--- BEGIN DATA ROWS ---

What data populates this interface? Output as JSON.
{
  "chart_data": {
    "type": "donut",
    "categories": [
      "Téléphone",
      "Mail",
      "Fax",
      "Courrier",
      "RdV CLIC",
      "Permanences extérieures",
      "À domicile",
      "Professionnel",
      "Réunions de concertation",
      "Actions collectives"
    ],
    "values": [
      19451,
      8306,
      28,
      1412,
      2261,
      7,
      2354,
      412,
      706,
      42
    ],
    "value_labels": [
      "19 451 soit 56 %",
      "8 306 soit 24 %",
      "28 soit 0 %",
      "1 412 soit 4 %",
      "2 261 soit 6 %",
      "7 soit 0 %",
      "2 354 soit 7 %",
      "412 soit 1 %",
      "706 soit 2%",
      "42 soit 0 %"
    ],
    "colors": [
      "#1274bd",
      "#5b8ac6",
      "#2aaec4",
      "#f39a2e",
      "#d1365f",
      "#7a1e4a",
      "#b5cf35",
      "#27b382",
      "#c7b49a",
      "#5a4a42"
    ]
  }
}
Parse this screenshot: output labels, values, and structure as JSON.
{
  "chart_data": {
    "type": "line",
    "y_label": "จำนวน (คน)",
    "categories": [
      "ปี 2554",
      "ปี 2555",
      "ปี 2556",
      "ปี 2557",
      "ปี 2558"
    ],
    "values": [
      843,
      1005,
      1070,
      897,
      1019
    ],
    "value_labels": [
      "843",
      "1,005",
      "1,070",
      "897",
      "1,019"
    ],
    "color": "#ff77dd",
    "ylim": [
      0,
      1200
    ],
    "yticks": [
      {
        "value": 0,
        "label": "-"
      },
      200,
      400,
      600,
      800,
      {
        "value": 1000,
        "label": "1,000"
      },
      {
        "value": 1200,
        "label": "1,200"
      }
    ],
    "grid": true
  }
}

--- END DATA ROWS ---
--- BEGIN DATA ROWS ---

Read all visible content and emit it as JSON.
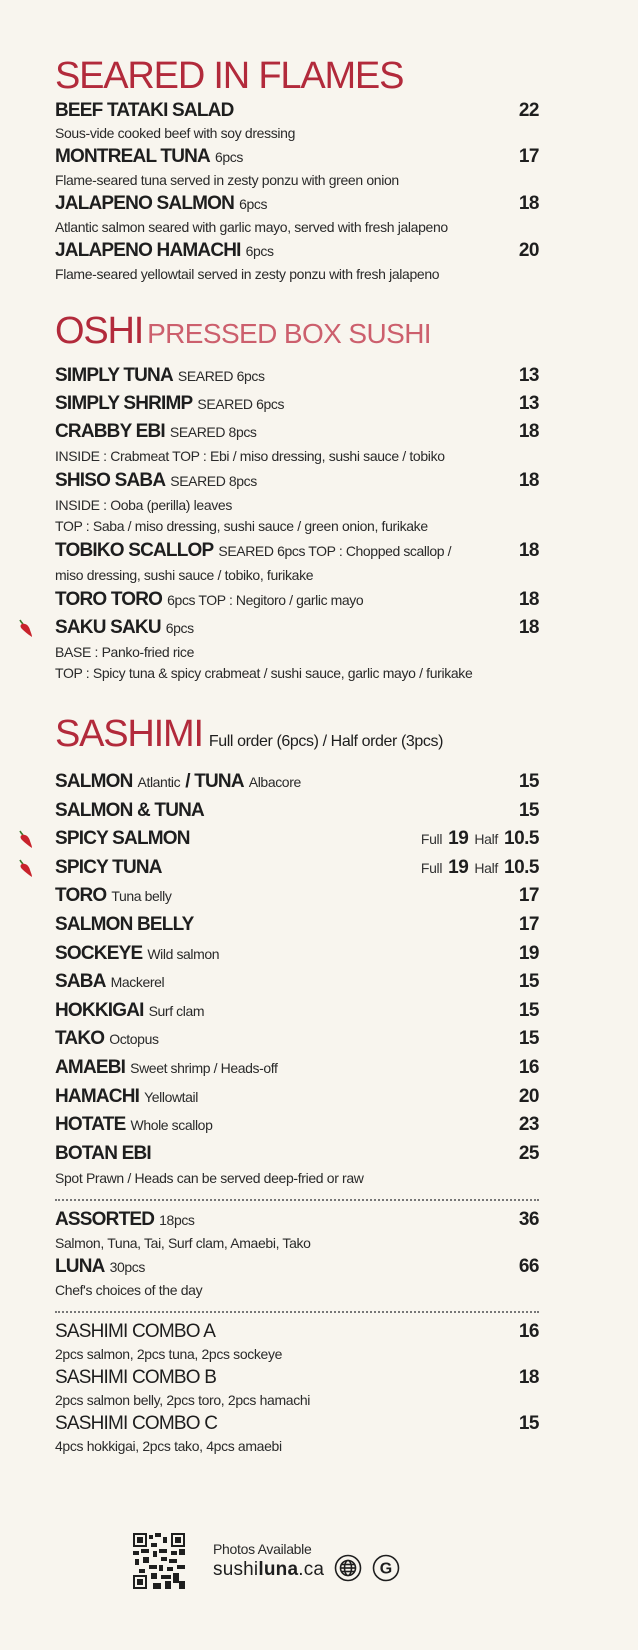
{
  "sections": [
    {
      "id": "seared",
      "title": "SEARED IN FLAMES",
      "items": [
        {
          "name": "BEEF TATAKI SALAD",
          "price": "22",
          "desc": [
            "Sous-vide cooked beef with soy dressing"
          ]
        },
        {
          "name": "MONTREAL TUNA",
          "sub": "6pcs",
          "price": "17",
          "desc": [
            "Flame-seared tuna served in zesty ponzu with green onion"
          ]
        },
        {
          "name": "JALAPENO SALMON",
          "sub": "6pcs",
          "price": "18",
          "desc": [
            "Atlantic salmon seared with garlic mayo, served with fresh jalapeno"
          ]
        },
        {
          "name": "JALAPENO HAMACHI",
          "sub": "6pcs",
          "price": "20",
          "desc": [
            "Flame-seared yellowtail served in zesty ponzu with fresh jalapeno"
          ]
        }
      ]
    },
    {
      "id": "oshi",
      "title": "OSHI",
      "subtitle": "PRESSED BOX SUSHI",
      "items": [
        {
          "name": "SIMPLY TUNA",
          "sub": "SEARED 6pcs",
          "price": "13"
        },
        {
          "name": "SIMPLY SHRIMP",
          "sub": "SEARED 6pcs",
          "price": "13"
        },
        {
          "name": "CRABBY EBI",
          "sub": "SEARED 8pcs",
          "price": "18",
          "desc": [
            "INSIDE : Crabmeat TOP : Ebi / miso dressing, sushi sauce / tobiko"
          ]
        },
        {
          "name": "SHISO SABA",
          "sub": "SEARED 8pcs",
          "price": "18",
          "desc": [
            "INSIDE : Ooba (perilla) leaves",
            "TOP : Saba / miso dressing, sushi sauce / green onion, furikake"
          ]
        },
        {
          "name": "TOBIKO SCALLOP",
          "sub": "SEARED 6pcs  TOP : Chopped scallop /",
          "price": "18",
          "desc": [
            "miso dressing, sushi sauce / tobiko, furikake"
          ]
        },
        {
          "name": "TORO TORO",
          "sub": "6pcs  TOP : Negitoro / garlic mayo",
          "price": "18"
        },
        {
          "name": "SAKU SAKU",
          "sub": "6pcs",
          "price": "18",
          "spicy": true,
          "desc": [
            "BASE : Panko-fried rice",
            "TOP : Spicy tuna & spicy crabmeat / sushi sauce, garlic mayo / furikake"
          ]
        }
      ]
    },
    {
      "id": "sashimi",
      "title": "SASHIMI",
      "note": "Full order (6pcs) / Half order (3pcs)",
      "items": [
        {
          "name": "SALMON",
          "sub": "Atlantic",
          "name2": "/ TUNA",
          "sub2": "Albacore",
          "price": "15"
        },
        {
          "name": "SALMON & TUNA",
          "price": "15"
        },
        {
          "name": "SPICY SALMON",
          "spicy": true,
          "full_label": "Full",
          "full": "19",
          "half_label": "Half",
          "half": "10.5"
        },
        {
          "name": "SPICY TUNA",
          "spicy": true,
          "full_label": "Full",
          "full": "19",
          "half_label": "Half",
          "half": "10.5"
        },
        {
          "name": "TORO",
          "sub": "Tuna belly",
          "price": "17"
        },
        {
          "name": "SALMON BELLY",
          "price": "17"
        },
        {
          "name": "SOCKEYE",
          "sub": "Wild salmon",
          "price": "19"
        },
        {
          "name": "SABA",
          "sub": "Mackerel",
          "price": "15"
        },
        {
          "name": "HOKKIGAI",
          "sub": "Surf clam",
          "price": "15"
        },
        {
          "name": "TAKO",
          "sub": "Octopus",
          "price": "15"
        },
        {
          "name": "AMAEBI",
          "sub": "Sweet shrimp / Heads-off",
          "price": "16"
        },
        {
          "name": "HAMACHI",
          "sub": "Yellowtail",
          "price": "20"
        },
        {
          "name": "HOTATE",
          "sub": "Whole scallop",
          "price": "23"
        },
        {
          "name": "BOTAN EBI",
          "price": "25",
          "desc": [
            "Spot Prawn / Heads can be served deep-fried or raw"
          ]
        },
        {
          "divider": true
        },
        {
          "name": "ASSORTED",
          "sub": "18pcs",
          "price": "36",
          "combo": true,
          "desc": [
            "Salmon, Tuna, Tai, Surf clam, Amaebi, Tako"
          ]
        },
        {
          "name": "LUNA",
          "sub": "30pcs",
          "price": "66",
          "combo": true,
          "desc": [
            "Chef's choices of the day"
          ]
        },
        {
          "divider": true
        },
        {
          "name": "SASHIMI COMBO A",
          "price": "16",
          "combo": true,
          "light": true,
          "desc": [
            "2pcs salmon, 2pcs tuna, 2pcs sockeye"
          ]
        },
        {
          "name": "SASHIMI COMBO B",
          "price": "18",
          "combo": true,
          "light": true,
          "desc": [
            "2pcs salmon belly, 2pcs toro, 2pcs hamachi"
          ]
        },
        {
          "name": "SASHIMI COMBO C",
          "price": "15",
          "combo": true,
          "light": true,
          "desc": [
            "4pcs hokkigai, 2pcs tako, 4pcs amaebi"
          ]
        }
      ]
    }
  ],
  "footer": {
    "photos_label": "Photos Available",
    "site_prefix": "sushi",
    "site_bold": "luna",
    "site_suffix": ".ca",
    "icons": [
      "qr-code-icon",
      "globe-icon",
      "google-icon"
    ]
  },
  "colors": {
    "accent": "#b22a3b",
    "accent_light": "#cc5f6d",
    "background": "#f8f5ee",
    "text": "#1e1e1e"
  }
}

--- END DATA ROWS ---
--- BEGIN DATA ROWS ---

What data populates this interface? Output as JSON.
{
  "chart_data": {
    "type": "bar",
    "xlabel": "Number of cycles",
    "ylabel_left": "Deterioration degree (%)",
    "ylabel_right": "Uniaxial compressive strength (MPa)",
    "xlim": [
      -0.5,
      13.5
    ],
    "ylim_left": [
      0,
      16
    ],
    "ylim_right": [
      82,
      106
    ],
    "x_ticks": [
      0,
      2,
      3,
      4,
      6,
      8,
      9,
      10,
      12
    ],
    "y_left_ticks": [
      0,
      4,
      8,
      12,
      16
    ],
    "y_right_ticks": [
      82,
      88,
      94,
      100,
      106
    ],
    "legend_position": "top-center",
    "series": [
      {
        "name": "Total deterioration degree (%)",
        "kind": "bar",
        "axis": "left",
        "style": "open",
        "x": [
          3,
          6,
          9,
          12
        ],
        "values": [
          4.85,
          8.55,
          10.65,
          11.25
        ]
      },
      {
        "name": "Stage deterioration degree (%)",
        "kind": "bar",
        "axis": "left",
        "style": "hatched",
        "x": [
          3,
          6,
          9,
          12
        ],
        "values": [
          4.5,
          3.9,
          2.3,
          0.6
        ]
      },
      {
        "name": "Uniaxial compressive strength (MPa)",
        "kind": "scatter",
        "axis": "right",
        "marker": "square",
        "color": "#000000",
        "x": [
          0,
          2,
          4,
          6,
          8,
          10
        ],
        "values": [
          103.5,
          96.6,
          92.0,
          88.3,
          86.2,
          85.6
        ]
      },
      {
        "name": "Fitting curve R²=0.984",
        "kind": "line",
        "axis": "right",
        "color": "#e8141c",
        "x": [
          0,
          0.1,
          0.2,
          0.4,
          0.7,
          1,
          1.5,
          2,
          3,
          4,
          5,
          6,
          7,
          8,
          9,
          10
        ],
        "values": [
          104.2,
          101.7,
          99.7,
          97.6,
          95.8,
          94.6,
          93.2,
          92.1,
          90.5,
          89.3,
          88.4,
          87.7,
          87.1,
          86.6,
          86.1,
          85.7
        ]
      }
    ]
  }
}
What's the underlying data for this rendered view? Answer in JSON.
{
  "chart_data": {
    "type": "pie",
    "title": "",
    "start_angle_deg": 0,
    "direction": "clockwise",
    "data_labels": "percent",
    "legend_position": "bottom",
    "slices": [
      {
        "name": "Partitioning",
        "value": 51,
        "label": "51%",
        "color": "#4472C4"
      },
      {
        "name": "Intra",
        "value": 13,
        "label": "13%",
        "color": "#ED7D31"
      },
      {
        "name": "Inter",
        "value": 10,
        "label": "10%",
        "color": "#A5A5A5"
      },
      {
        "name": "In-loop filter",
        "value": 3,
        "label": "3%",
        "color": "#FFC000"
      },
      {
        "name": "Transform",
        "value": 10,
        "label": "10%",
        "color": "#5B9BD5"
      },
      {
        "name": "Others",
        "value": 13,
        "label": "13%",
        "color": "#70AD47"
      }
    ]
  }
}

--- END DATA ROWS ---

AIM OF THE TASK:
Wherever the word "SIMPLY" occurs in a line of the listing, copy that line.

TASK ANSWER:
          "name": "SIMPLY TUNA",
          "name": "SIMPLY SHRIMP",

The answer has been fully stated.